Count how many lines contain the word "Stake". Please give only the number.

▸ Data for this exercise:
---------------

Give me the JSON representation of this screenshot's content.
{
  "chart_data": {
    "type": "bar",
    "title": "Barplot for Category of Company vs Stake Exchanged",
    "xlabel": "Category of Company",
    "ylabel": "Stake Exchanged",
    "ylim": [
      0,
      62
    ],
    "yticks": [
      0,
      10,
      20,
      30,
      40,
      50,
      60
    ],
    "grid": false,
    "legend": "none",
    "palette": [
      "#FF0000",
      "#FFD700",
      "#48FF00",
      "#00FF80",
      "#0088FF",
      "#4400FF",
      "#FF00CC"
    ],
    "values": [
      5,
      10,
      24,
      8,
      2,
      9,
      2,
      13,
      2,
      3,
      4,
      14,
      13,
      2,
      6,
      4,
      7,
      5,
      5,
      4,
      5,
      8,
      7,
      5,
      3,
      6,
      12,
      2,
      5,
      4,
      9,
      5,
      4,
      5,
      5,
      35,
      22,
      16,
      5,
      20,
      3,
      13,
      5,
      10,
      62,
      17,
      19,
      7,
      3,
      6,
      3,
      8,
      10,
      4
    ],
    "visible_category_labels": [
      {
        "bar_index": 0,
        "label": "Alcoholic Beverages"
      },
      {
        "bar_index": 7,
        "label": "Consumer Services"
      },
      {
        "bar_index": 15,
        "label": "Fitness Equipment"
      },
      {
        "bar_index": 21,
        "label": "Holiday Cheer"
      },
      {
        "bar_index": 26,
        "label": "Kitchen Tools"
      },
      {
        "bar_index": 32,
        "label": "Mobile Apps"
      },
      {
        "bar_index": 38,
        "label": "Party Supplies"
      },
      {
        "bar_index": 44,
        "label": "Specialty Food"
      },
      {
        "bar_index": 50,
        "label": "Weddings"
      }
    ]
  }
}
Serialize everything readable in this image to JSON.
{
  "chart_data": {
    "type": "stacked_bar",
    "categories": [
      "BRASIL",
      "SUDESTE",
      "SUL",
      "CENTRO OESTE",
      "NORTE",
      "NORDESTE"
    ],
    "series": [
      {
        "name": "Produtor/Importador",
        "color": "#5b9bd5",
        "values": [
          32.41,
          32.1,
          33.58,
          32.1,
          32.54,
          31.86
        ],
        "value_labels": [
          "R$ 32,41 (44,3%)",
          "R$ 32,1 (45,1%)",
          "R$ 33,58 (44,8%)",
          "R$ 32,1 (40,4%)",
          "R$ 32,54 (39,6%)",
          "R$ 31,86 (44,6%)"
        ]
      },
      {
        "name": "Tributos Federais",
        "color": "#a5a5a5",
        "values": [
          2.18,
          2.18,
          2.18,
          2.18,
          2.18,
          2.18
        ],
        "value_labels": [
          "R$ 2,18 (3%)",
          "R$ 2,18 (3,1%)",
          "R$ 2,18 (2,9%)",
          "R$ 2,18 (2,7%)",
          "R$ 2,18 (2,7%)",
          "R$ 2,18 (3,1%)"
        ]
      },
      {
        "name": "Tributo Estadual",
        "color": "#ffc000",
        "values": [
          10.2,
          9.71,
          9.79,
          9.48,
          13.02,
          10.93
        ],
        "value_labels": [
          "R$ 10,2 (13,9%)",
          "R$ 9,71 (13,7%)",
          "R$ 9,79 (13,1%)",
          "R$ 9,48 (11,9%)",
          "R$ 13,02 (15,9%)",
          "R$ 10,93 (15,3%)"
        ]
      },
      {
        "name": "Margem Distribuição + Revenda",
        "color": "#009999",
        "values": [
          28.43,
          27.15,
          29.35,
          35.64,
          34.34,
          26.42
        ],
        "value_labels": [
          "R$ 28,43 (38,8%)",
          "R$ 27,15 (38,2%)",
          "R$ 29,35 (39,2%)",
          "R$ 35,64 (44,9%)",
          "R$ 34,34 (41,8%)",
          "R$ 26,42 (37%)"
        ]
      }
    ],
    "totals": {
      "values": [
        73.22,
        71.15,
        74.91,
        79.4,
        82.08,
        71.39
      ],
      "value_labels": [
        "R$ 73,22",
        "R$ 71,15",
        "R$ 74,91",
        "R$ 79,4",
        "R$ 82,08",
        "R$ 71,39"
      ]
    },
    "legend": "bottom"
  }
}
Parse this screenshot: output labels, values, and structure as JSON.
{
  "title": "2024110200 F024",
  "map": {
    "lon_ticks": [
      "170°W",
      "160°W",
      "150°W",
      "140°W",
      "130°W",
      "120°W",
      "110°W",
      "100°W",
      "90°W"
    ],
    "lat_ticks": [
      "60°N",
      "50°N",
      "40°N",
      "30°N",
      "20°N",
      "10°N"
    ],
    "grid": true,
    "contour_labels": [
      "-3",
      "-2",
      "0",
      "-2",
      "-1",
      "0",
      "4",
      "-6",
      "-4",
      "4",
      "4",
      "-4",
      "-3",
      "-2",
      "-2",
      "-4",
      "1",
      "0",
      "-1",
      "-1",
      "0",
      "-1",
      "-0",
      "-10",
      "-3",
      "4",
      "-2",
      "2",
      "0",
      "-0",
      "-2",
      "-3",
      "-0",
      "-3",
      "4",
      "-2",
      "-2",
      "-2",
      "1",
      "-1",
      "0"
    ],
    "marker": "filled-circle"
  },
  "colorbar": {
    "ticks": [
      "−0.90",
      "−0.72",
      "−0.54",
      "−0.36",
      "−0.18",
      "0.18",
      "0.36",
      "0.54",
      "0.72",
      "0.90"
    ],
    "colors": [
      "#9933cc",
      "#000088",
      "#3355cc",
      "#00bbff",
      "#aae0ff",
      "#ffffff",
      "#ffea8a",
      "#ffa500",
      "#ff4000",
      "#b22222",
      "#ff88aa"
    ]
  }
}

---------------

▸ Task answer: 2